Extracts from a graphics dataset
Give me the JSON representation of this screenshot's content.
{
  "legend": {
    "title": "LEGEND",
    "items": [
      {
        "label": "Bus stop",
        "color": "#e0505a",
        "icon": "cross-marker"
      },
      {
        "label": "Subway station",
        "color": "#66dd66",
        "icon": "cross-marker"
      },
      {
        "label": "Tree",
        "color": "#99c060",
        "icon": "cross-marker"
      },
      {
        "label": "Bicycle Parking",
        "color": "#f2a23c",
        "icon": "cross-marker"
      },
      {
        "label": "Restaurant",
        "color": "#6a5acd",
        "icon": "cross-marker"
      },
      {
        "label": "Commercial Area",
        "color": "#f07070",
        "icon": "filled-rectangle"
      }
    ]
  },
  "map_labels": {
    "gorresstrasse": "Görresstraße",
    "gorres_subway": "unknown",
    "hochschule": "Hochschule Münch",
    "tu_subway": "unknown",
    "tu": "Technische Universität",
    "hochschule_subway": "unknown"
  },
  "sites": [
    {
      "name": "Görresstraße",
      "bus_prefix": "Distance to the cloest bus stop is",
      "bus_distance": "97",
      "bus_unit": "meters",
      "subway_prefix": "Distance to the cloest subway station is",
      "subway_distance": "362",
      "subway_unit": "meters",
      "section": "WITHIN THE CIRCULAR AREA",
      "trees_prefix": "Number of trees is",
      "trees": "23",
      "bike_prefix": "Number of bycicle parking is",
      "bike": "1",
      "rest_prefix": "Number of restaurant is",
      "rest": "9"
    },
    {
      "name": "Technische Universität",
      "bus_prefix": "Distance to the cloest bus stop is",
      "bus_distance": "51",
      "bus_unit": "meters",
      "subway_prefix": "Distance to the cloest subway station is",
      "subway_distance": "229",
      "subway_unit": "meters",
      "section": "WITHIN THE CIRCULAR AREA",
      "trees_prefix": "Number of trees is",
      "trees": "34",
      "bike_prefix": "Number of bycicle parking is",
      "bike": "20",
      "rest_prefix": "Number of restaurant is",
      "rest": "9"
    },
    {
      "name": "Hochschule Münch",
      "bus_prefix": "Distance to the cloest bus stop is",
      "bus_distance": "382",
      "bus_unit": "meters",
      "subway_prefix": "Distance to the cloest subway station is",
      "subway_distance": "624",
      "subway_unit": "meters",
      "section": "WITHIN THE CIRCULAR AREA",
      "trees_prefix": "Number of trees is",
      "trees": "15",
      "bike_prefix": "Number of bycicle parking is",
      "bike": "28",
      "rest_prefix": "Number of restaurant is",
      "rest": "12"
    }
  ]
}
* * *
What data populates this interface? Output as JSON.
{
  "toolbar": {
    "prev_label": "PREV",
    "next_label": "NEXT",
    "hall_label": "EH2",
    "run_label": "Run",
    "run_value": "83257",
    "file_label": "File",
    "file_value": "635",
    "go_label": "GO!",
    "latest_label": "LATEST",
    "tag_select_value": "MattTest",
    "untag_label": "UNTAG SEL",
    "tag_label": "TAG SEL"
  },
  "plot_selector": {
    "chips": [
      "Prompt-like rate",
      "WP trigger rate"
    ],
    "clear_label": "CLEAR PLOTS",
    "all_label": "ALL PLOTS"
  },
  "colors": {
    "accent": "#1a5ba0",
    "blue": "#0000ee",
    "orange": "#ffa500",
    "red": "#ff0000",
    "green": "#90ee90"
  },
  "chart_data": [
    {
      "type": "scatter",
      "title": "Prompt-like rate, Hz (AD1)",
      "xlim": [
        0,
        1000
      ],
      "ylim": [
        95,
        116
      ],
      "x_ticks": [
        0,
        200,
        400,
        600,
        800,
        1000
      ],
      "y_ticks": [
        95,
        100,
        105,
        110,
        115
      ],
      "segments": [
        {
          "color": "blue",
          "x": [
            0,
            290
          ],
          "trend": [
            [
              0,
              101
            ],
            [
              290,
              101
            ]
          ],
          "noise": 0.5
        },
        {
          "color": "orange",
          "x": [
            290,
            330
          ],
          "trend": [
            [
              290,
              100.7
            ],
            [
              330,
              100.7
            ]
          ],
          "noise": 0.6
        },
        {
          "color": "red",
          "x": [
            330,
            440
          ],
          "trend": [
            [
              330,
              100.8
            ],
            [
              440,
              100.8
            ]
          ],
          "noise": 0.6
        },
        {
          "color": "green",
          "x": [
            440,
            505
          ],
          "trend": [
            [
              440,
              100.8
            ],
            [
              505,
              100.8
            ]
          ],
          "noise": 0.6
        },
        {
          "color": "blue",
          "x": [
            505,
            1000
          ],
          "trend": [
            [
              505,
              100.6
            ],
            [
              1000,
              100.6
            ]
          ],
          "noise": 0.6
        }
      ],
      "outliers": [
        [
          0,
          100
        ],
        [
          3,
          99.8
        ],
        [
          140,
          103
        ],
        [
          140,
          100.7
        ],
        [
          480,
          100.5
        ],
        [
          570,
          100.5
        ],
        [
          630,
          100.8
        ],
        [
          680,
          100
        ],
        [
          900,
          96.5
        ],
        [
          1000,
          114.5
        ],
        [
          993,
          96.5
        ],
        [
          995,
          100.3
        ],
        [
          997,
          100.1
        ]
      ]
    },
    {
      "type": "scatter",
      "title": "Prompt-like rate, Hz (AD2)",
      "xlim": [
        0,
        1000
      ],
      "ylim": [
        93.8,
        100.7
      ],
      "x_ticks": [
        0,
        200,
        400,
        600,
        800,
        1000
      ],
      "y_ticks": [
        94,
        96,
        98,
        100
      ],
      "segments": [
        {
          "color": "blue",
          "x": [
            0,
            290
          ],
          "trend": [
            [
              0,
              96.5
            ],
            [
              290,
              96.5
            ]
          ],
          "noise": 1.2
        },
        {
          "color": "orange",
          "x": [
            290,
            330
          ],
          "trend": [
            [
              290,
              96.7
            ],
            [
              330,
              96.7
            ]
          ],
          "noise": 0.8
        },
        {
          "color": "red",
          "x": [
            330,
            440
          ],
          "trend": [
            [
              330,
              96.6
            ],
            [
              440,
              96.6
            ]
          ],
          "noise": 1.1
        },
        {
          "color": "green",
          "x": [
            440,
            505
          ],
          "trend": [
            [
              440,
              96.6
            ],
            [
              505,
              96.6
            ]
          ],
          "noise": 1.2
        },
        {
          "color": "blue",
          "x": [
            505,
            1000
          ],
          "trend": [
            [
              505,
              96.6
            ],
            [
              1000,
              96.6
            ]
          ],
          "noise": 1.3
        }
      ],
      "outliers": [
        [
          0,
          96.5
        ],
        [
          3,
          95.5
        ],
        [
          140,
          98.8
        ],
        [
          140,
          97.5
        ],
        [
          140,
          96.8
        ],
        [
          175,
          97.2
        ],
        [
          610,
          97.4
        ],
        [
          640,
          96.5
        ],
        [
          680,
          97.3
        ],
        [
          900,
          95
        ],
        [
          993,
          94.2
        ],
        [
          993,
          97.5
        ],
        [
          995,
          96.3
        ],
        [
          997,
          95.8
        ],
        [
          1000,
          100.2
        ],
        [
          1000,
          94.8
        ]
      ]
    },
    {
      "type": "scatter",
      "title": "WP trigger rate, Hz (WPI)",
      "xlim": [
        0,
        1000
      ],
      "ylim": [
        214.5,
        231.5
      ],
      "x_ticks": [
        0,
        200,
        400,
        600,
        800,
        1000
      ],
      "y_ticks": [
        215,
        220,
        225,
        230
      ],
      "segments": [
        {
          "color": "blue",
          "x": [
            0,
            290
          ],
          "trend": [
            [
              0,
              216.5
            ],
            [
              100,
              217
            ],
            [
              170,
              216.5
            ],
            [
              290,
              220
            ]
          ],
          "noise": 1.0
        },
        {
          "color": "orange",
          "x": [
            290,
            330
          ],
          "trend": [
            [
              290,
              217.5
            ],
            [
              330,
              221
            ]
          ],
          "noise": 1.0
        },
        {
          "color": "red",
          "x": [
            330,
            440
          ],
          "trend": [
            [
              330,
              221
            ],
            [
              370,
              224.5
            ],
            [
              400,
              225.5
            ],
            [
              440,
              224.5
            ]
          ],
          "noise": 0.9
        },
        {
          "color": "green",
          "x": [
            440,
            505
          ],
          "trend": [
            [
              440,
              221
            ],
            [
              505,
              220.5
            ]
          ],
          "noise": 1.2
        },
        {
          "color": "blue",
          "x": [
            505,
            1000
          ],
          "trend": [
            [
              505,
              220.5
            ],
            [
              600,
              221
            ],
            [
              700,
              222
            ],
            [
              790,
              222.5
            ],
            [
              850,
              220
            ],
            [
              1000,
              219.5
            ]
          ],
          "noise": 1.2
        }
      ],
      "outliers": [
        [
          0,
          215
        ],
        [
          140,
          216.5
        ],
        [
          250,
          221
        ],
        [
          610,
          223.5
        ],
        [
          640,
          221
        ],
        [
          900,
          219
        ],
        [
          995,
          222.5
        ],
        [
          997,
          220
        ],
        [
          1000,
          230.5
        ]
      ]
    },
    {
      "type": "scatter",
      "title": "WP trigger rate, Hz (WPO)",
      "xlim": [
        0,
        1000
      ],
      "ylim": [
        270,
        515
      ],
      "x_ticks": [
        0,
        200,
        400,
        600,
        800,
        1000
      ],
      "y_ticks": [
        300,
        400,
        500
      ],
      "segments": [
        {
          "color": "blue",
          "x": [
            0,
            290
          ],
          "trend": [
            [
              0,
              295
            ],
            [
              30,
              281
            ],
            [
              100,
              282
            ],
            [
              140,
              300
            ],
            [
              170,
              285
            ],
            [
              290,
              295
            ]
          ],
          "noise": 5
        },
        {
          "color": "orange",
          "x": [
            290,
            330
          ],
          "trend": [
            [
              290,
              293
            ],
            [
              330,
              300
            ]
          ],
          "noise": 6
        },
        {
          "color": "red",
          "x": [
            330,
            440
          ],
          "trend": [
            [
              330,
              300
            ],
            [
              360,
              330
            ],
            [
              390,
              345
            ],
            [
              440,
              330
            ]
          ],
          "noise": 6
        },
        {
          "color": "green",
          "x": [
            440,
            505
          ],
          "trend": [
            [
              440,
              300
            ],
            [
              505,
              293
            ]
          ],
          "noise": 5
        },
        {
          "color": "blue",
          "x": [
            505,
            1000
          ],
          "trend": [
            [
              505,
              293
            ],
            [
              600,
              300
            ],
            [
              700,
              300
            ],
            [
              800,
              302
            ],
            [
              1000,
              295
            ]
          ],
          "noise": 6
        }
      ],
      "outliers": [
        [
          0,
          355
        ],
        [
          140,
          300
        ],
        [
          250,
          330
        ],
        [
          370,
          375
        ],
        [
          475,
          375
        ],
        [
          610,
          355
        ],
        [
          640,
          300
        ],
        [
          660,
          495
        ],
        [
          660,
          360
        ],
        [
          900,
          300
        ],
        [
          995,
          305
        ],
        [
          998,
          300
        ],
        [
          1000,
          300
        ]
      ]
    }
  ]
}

• [Your task] Read the entries and pick out all lines that include the word "rate".

• [Output below]
      "Prompt-like rate",
      "WP trigger rate"
      "title": "Prompt-like rate, Hz (AD1)",
      "title": "Prompt-like rate, Hz (AD2)",
      "title": "WP trigger rate, Hz (WPI)",
      "title": "WP trigger rate, Hz (WPO)",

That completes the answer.